──────── ENTRIES SUPPLIED
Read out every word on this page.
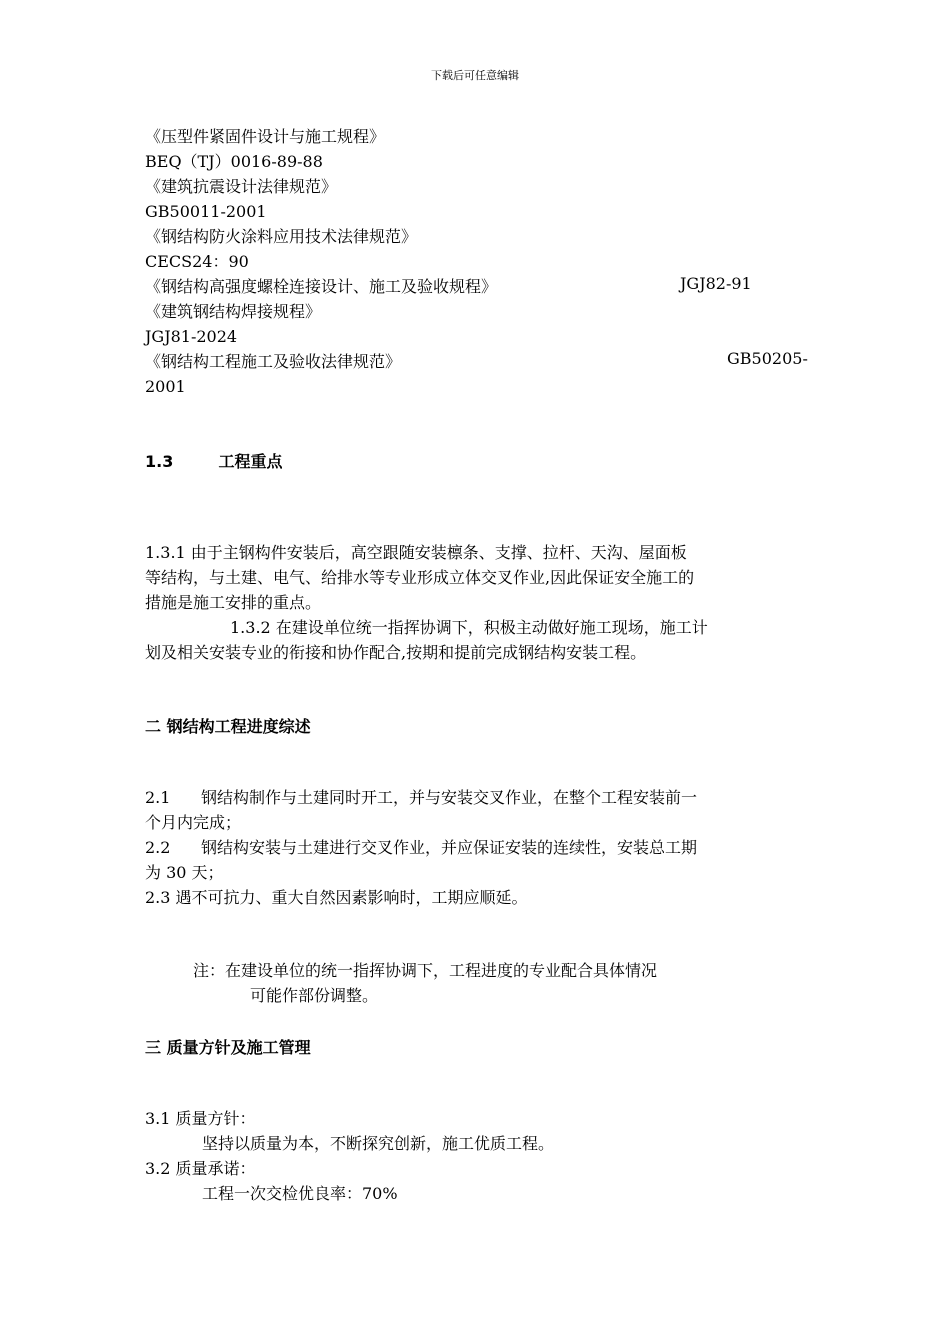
下载后可任意编辑
《压型件紧固件设计与施工规程》
BEQ（TJ）0016-89-88
《建筑抗震设计法律规范》
GB50011-2001
《钢结构防火涂料应用技术法律规范》
CECS24：90
《钢结构高强度螺栓连接设计、施工及验收规程》	JGJ82-91
《建筑钢结构焊接规程》
JGJ81-2024
《钢结构工程施工及验收法律规范》	GB50205-
2001
1.3	工程重点
1.3.1 由于主钢构件安装后，高空跟随安装檩条、支撑、拉杆、天沟、屋面板
等结构，与土建、电气、给排水等专业形成立体交叉作业,因此保证安全施工的
措施是施工安排的重点。
1.3.2 在建设单位统一指挥协调下，积极主动做好施工现场，施工计
划及相关安装专业的衔接和协作配合,按期和提前完成钢结构安装工程。
二 钢结构工程进度综述
2.1      钢结构制作与土建同时开工，并与安装交叉作业，在整个工程安装前一
个月内完成；
2.2      钢结构安装与土建进行交叉作业，并应保证安装的连续性，安装总工期
为 30 天；
2.3 遇不可抗力、重大自然因素影响时，工期应顺延。
注：在建设单位的统一指挥协调下，工程进度的专业配合具体情况
可能作部份调整。
三 质量方针及施工管理
3.1 质量方针：
坚持以质量为本，不断探究创新，施工优质工程。
3.2 质量承诺：
工程一次交检优良率：70%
────────────────
All the records above need to be given again word for word. Skip the pictures.

» EXERCISE OUTPUT
Read out every word on this page.
下载后可任意编辑
《压型件紧固件设计与施工规程》
BEQ（TJ）0016-89-88
《建筑抗震设计法律规范》
GB50011-2001
《钢结构防火涂料应用技术法律规范》
CECS24：90
《钢结构高强度螺栓连接设计、施工及验收规程》	JGJ82-91
《建筑钢结构焊接规程》
JGJ81-2024
《钢结构工程施工及验收法律规范》	GB50205-
2001
1.3	工程重点
1.3.1 由于主钢构件安装后，高空跟随安装檩条、支撑、拉杆、天沟、屋面板
等结构，与土建、电气、给排水等专业形成立体交叉作业,因此保证安全施工的
措施是施工安排的重点。
1.3.2 在建设单位统一指挥协调下，积极主动做好施工现场，施工计
划及相关安装专业的衔接和协作配合,按期和提前完成钢结构安装工程。
二 钢结构工程进度综述
2.1      钢结构制作与土建同时开工，并与安装交叉作业，在整个工程安装前一
个月内完成；
2.2      钢结构安装与土建进行交叉作业，并应保证安装的连续性，安装总工期
为 30 天；
2.3 遇不可抗力、重大自然因素影响时，工期应顺延。
注：在建设单位的统一指挥协调下，工程进度的专业配合具体情况
可能作部份调整。
三 质量方针及施工管理
3.1 质量方针：
坚持以质量为本，不断探究创新，施工优质工程。
3.2 质量承诺：
工程一次交检优良率：70%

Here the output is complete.